Find the lines with "Mother" in them and copy them out.
- - - - - - -
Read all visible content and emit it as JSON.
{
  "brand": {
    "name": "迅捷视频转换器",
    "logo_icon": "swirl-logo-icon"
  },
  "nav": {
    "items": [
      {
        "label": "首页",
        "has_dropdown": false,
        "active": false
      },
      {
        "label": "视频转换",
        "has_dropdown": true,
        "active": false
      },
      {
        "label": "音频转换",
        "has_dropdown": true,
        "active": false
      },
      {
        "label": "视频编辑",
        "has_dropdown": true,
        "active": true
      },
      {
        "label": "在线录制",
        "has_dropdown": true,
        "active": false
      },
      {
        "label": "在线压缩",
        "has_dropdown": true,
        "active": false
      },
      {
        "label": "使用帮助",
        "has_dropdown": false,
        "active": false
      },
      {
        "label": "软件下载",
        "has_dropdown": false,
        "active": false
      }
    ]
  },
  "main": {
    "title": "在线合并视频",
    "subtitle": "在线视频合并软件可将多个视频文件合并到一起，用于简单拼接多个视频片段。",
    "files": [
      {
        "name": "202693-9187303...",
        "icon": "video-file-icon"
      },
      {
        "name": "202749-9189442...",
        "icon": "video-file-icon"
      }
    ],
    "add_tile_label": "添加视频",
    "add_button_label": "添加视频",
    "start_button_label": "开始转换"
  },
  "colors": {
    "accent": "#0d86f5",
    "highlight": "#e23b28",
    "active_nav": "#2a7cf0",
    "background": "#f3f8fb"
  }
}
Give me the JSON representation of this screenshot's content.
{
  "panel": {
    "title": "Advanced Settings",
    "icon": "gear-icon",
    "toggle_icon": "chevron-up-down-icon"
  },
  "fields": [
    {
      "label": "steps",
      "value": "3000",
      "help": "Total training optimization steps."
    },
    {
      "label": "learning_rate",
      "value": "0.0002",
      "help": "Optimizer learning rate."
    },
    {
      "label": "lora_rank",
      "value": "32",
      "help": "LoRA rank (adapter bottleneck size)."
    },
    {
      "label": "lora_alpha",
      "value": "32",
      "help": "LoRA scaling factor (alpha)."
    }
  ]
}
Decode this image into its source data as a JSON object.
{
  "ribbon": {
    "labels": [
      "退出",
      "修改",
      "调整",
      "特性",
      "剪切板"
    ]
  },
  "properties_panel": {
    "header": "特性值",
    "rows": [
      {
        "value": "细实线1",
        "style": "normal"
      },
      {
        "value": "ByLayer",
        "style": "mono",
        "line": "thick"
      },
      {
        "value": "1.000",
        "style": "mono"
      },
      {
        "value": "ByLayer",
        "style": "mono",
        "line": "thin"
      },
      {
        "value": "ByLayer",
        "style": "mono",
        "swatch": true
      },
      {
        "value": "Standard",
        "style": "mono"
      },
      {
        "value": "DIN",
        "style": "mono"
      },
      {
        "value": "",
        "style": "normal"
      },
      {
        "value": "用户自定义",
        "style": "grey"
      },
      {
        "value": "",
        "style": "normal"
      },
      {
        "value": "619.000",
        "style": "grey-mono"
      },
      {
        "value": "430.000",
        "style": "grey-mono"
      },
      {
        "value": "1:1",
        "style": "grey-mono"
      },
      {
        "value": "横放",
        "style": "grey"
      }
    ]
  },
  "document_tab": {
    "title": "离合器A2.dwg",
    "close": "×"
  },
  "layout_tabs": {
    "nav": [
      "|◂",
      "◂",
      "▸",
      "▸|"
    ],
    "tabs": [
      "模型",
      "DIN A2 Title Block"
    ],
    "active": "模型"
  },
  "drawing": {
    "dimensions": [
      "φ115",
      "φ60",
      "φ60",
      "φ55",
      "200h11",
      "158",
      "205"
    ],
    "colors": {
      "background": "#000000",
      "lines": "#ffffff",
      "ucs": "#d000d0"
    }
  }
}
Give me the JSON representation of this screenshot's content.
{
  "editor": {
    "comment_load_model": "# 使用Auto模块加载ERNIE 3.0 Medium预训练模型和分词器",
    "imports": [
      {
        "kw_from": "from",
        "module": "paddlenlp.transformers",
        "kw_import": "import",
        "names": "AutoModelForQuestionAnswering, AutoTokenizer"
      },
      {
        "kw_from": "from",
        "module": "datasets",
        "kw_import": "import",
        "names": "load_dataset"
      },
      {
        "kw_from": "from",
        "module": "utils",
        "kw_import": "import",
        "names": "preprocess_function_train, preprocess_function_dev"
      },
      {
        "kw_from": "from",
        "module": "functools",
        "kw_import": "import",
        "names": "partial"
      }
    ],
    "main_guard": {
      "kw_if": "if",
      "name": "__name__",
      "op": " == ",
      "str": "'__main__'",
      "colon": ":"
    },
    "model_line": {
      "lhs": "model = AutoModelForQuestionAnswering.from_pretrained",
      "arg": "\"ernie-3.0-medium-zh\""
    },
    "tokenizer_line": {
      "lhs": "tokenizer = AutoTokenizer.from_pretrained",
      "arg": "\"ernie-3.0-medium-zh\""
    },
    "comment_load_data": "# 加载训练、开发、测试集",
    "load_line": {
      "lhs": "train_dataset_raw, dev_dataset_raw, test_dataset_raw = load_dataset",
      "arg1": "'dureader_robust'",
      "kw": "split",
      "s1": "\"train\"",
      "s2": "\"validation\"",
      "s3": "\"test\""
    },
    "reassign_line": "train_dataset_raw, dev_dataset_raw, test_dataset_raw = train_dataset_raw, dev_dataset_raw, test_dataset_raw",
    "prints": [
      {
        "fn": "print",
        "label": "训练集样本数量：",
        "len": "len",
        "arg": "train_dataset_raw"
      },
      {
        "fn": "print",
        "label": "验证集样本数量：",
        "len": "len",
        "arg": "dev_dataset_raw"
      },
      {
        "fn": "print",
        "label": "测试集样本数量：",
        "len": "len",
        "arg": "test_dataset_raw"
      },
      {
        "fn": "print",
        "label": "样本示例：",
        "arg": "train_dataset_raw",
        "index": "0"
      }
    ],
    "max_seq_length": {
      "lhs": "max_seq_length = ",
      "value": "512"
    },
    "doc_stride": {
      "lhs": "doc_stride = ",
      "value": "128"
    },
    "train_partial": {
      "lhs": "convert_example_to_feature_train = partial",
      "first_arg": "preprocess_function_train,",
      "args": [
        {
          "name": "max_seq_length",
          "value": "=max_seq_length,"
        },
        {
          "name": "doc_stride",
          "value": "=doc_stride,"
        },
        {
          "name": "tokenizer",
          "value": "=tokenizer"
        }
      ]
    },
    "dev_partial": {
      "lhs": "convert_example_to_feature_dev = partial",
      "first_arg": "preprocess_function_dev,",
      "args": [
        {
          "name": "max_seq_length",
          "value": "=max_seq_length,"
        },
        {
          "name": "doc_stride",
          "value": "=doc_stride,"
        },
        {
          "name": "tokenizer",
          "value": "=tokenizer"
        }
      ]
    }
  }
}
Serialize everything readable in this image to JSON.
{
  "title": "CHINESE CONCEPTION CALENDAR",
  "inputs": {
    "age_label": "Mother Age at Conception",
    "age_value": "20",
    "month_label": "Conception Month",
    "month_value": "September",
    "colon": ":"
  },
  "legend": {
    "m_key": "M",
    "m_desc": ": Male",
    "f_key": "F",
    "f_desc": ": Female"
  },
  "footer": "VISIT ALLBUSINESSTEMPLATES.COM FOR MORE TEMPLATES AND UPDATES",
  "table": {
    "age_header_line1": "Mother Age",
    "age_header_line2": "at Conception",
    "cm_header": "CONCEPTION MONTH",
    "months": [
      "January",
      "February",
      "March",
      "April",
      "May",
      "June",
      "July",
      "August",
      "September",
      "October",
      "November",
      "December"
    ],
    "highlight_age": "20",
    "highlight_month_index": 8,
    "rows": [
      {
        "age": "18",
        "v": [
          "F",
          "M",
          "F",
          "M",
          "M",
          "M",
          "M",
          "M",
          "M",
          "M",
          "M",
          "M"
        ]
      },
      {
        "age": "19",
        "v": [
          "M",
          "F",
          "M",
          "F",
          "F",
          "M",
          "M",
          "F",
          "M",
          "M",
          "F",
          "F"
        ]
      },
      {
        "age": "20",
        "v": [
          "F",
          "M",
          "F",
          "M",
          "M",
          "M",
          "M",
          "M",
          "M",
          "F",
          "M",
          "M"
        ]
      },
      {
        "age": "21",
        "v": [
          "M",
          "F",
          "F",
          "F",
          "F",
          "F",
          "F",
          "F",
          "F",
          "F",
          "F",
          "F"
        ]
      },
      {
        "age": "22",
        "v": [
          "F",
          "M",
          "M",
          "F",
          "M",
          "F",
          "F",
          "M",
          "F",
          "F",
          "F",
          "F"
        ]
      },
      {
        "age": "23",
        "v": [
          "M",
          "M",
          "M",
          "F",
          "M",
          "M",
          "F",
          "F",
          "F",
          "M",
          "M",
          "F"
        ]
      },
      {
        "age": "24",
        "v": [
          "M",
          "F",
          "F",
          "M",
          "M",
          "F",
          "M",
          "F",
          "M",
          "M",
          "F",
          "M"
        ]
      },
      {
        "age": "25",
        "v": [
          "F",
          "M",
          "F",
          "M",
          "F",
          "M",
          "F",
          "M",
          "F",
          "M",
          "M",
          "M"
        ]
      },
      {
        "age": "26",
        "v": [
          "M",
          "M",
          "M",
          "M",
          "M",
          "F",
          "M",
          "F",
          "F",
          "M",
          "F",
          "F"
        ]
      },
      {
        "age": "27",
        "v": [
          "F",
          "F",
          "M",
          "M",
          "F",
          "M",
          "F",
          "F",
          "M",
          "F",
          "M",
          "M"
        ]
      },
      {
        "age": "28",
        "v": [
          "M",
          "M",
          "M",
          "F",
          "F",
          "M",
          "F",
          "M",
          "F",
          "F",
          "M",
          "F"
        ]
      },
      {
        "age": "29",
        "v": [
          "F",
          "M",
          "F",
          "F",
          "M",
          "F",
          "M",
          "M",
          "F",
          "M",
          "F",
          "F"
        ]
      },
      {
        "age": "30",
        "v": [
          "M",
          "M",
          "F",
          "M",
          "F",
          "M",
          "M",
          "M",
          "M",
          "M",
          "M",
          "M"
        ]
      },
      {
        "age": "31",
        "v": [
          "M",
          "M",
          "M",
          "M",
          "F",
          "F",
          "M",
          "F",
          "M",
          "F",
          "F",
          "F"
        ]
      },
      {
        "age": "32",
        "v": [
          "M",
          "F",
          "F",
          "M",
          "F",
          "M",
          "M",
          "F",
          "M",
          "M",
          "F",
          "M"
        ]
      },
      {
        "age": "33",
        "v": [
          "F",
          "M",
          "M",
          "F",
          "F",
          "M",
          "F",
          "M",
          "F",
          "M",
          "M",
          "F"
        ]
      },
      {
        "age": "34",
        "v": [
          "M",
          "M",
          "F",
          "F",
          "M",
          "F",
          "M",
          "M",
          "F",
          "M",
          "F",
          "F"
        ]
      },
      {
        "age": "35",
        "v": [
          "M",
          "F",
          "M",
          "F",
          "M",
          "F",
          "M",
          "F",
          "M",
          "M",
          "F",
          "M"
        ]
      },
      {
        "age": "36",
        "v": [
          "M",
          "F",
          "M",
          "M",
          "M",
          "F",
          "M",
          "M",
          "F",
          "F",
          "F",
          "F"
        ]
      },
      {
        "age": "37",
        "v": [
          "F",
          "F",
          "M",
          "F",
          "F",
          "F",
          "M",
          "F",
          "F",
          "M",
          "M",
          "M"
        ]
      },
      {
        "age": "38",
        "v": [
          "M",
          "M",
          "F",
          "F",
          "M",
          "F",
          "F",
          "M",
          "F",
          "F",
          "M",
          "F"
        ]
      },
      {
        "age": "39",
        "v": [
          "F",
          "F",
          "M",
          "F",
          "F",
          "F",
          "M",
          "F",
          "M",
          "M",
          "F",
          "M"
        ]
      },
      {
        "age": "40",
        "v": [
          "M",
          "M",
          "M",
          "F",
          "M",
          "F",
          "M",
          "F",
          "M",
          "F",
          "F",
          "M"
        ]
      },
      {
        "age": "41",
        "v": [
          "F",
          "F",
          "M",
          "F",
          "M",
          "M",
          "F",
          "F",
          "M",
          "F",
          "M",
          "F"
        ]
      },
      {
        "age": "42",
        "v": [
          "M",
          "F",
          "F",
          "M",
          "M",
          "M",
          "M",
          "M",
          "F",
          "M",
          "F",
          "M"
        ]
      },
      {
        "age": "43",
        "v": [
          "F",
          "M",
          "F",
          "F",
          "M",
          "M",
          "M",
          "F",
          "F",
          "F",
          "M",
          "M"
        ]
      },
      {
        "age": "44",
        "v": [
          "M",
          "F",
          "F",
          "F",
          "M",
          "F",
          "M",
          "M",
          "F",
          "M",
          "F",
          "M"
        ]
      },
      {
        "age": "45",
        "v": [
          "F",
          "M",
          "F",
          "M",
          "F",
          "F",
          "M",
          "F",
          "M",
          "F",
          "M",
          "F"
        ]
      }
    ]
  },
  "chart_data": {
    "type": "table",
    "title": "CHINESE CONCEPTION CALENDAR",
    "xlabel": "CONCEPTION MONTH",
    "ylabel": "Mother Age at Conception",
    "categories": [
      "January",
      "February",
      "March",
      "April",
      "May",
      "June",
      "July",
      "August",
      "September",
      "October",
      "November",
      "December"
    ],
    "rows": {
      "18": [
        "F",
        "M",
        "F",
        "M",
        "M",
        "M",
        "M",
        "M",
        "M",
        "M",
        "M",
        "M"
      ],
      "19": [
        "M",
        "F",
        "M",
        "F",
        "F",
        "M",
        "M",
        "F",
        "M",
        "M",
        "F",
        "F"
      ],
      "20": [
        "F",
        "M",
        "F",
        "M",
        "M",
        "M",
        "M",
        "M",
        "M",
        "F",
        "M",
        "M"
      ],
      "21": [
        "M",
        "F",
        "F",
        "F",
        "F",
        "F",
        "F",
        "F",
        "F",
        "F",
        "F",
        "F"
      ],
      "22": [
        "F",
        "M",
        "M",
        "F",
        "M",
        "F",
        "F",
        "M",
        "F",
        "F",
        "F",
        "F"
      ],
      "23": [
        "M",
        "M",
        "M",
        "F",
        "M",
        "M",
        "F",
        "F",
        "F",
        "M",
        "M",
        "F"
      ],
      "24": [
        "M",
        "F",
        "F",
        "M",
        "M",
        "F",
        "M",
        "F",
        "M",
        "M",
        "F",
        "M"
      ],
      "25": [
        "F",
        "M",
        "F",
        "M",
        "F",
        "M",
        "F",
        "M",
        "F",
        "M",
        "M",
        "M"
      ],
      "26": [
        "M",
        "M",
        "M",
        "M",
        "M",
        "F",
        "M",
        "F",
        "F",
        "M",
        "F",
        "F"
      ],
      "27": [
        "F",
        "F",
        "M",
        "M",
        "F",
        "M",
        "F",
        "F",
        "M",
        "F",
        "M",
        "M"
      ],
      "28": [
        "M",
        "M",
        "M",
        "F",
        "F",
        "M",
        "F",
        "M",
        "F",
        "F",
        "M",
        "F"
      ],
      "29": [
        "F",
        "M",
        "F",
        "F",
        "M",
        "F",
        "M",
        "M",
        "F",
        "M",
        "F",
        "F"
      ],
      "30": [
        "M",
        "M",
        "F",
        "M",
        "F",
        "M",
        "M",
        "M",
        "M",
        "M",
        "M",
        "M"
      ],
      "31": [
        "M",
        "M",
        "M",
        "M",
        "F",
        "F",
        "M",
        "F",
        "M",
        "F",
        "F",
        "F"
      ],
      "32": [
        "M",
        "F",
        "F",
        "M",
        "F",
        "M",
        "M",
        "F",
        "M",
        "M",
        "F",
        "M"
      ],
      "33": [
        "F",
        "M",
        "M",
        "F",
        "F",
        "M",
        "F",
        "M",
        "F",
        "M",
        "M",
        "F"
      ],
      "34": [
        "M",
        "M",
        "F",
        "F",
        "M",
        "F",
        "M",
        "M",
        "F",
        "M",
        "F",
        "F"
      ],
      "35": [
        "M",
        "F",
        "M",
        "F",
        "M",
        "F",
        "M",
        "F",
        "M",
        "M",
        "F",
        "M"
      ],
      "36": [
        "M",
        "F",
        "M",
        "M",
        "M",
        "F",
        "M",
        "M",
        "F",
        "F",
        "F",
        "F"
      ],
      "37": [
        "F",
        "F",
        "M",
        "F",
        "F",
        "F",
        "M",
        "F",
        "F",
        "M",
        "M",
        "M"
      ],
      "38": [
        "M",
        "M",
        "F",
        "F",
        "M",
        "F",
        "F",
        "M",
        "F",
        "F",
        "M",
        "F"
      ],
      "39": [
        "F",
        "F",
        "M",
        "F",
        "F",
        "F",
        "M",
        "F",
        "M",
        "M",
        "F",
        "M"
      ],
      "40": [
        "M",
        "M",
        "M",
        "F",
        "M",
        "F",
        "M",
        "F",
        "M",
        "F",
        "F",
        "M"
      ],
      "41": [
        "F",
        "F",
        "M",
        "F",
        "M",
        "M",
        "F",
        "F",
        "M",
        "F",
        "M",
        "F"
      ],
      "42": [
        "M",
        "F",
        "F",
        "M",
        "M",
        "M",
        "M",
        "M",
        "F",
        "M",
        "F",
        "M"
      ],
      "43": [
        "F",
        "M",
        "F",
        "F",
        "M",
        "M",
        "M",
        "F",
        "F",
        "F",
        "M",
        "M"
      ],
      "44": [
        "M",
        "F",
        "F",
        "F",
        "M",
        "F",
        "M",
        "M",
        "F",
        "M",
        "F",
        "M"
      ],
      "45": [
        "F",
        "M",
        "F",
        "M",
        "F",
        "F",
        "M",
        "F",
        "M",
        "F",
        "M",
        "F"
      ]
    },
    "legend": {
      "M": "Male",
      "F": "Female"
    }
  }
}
- - - - - - -
_RESPONSE TO THIS TASK:_
    "age_label": "Mother Age at Conception",
    "age_header_line1": "Mother Age",
    "ylabel": "Mother Age at Conception",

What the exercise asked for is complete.